• MATERIAL PROVIDED:
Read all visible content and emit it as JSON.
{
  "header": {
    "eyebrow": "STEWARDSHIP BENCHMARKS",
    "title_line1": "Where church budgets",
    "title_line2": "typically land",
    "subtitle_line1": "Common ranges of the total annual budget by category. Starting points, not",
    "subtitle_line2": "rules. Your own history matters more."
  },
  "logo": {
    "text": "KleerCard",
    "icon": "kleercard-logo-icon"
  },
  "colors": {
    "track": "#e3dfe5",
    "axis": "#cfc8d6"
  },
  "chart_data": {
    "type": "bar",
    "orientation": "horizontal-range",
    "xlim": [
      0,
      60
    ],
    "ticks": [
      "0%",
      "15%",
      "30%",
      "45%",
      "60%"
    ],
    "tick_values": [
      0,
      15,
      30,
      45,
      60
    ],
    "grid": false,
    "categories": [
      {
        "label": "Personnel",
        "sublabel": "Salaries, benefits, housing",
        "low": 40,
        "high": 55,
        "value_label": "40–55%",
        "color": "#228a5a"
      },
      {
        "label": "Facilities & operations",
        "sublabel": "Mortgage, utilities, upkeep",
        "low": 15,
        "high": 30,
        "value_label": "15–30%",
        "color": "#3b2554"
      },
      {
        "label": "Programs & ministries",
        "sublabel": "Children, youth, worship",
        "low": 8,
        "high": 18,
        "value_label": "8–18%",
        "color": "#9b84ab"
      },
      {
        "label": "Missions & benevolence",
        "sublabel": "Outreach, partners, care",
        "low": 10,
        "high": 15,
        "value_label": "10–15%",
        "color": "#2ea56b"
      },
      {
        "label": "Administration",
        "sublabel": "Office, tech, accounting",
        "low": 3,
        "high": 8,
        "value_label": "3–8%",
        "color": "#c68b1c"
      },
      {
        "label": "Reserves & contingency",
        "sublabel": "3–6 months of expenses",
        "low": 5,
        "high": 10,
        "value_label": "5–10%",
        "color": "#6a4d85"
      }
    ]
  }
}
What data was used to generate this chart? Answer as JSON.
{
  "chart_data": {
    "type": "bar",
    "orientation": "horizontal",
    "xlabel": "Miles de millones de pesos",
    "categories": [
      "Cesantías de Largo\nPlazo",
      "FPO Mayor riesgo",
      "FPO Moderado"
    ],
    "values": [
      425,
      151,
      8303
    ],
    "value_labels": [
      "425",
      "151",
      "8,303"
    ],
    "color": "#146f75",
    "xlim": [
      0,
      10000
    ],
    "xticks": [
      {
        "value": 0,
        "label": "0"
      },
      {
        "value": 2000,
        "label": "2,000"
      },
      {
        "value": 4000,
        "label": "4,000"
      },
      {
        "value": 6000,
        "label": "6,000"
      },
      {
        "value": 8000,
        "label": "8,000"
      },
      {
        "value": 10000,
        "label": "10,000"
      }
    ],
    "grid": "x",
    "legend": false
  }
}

• PROBLEM TO WORK ON: Repeat the line containing "What data was" and all subsequent lines through the final line of the data, exactly and with no others.

• FULL SOLUTION:
What data was used to generate this chart? Answer as JSON.
{
  "chart_data": {
    "type": "bar",
    "orientation": "horizontal",
    "xlabel": "Miles de millones de pesos",
    "categories": [
      "Cesantías de Largo\nPlazo",
      "FPO Mayor riesgo",
      "FPO Moderado"
    ],
    "values": [
      425,
      151,
      8303
    ],
    "value_labels": [
      "425",
      "151",
      "8,303"
    ],
    "color": "#146f75",
    "xlim": [
      0,
      10000
    ],
    "xticks": [
      {
        "value": 0,
        "label": "0"
      },
      {
        "value": 2000,
        "label": "2,000"
      },
      {
        "value": 4000,
        "label": "4,000"
      },
      {
        "value": 6000,
        "label": "6,000"
      },
      {
        "value": 8000,
        "label": "8,000"
      },
      {
        "value": 10000,
        "label": "10,000"
      }
    ],
    "grid": "x",
    "legend": false
  }
}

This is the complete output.